------ DATASET ------
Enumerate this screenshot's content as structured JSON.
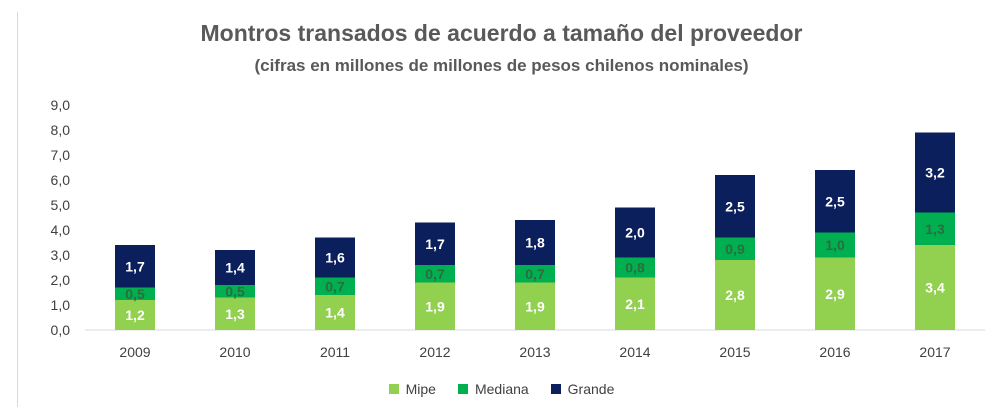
{
  "chart_data": {
    "type": "bar",
    "stacked": true,
    "title": "Montros transados de acuerdo a tamaño del proveedor",
    "subtitle": "(cifras en millones de millones de pesos chilenos nominales)",
    "categories": [
      "2009",
      "2010",
      "2011",
      "2012",
      "2013",
      "2014",
      "2015",
      "2016",
      "2017"
    ],
    "series": [
      {
        "name": "Mipe",
        "color": "#92d050",
        "values": [
          1.2,
          1.3,
          1.4,
          1.9,
          1.9,
          2.1,
          2.8,
          2.9,
          3.4
        ],
        "labels": [
          "1,2",
          "1,3",
          "1,4",
          "1,9",
          "1,9",
          "2,1",
          "2,8",
          "2,9",
          "3,4"
        ]
      },
      {
        "name": "Mediana",
        "color": "#00b050",
        "values": [
          0.5,
          0.5,
          0.7,
          0.7,
          0.7,
          0.8,
          0.9,
          1.0,
          1.3
        ],
        "labels": [
          "0,5",
          "0,5",
          "0,7",
          "0,7",
          "0,7",
          "0,8",
          "0,9",
          "1,0",
          "1,3"
        ]
      },
      {
        "name": "Grande",
        "color": "#0b1f5c",
        "values": [
          1.7,
          1.4,
          1.6,
          1.7,
          1.8,
          2.0,
          2.5,
          2.5,
          3.2
        ],
        "labels": [
          "1,7",
          "1,4",
          "1,6",
          "1,7",
          "1,8",
          "2,0",
          "2,5",
          "2,5",
          "3,2"
        ]
      }
    ],
    "ylim": [
      0,
      9
    ],
    "yticks": [
      "0,0",
      "1,0",
      "2,0",
      "3,0",
      "4,0",
      "5,0",
      "6,0",
      "7,0",
      "8,0",
      "9,0"
    ],
    "grid": false,
    "legend": "bottom"
  }
}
------
#### WRITTEN TASK
From the listing above, return each line with the word "color".

#### RESPONSE BELOW
        "color": "#92d050",
        "color": "#00b050",
        "color": "#0b1f5c",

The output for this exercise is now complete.